Record set:

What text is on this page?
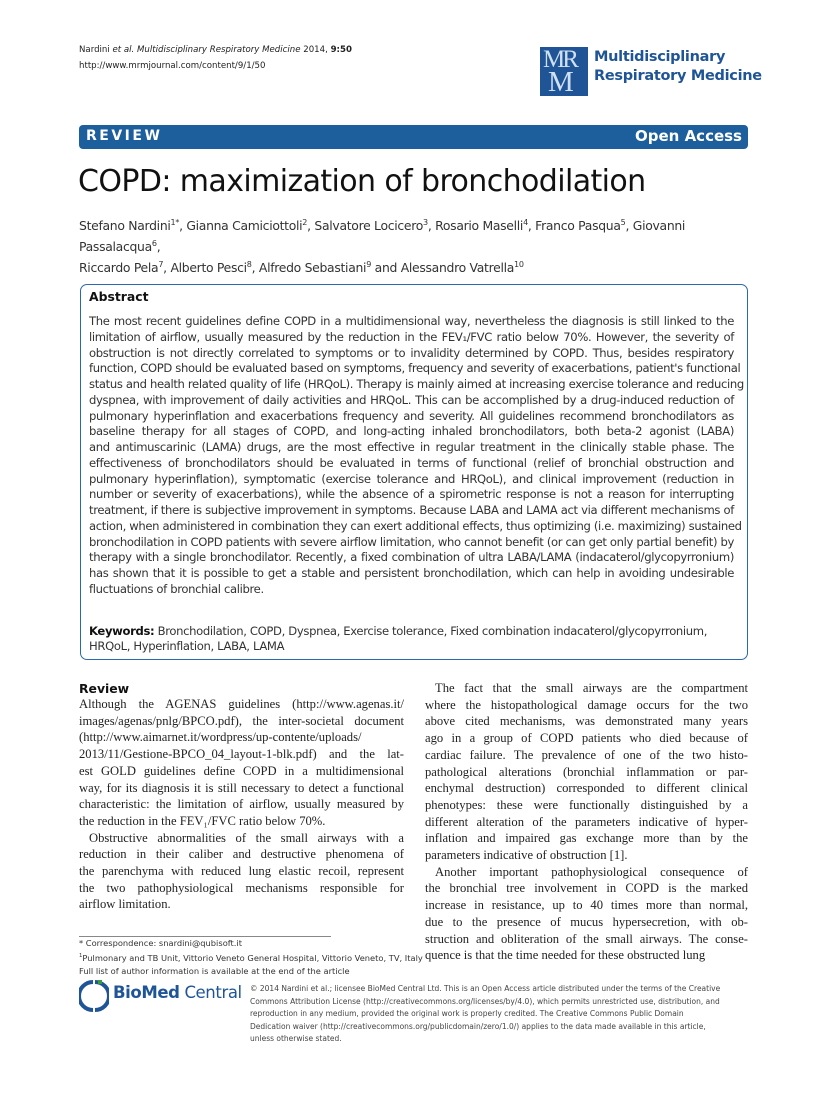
Nardini et al. Multidisciplinary Respiratory Medicine 2014, 9:50
http://www.mrmjournal.com/content/9/1/50	MR
M
Multidisciplinary
Respiratory Medicine
REVIEW	Open Access
COPD: maximization of bronchodilation
Stefano Nardini$^{1*}$, Gianna Camiciottoli$^2$, Salvatore Locicero$^3$, Rosario Maselli$^4$, Franco Pasqua$^5$, Giovanni Passalacqua$^6$,
Riccardo Pela$^7$, Alberto Pesci$^8$, Alfredo Sebastiani$^9$ and Alessandro Vatrella$^{10}$
Abstract
The most recent guidelines define COPD in a multidimensional way, nevertheless the diagnosis is still linked to the
limitation of airflow, usually measured by the reduction in the FEV₁/FVC ratio below 70%. However, the severity of
obstruction is not directly correlated to symptoms or to invalidity determined by COPD. Thus, besides respiratory
function, COPD should be evaluated based on symptoms, frequency and severity of exacerbations, patient's functional
status and health related quality of life (HRQoL). Therapy is mainly aimed at increasing exercise tolerance and reducing
dyspnea, with improvement of daily activities and HRQoL. This can be accomplished by a drug-induced reduction of
pulmonary hyperinflation and exacerbations frequency and severity. All guidelines recommend bronchodilators as
baseline therapy for all stages of COPD, and long-acting inhaled bronchodilators, both beta-2 agonist (LABA)
and antimuscarinic (LAMA) drugs, are the most effective in regular treatment in the clinically stable phase. The
effectiveness of bronchodilators should be evaluated in terms of functional (relief of bronchial obstruction and
pulmonary hyperinflation), symptomatic (exercise tolerance and HRQoL), and clinical improvement (reduction in
number or severity of exacerbations), while the absence of a spirometric response is not a reason for interrupting
treatment, if there is subjective improvement in symptoms. Because LABA and LAMA act via different mechanisms of
action, when administered in combination they can exert additional effects, thus optimizing (i.e. maximizing) sustained
bronchodilation in COPD patients with severe airflow limitation, who cannot benefit (or can get only partial benefit) by
therapy with a single bronchodilator. Recently, a fixed combination of ultra LABA/LAMA (indacaterol/glycopyrronium)
has shown that it is possible to get a stable and persistent bronchodilation, which can help in avoiding undesirable
fluctuations of bronchial calibre.
Keywords: Bronchodilation, COPD, Dyspnea, Exercise tolerance, Fixed combination indacaterol/glycopyrronium,
HRQoL, Hyperinflation, LABA, LAMA
Review
Although the AGENAS guidelines (http://www.agenas.it/
images/agenas/pnlg/BPCO.pdf), the inter-societal document
(http://www.aimarnet.it/wordpress/up-contente/uploads/
2013/11/Gestione-BPCO_04_layout-1-blk.pdf) and the lat-
est GOLD guidelines define COPD in a multidimensional
way, for its diagnosis it is still necessary to detect a functional
characteristic: the limitation of airflow, usually measured by
the reduction in the FEV₁/FVC ratio below 70%.
Obstructive abnormalities of the small airways with a
reduction in their caliber and destructive phenomena of
the parenchyma with reduced lung elastic recoil, represent
the two pathophysiological mechanisms responsible for
airflow limitation.
The fact that the small airways are the compartment
where the histopathological damage occurs for the two
above cited mechanisms, was demonstrated many years
ago in a group of COPD patients who died because of
cardiac failure. The prevalence of one of the two histo-
pathological alterations (bronchial inflammation or par-
enchymal destruction) corresponded to different clinical
phenotypes: these were functionally distinguished by a
different alteration of the parameters indicative of hyper-
inflation and impaired gas exchange more than by the
parameters indicative of obstruction [1].
Another important pathophysiological consequence of
the bronchial tree involvement in COPD is the marked
increase in resistance, up to 40 times more than normal,
due to the presence of mucus hypersecretion, with ob-
struction and obliteration of the small airways. The conse-
quence is that the time needed for these obstructed lung
* Correspondence: snardini@qubisoft.it
$^1$Pulmonary and TB Unit, Vittorio Veneto General Hospital, Vittorio Veneto, TV, Italy
Full list of author information is available at the end of the article
BioMed Central © 2014 Nardini et al.; licensee BioMed Central Ltd. This is an Open Access article distributed under the terms of the Creative
Commons Attribution License (http://creativecommons.org/licenses/by/4.0), which permits unrestricted use, distribution, and
reproduction in any medium, provided the original work is properly credited. The Creative Commons Public Domain
Dedication waiver (http://creativecommons.org/publicdomain/zero/1.0/) applies to the data made available in this article,
unless otherwise stated.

Problem details: Scan the records above, then copy out each line that mentions "Multidisciplinary".

Exercise output:
Nardini et al. Multidisciplinary Respiratory Medicine 2014, 9:50
Multidisciplinary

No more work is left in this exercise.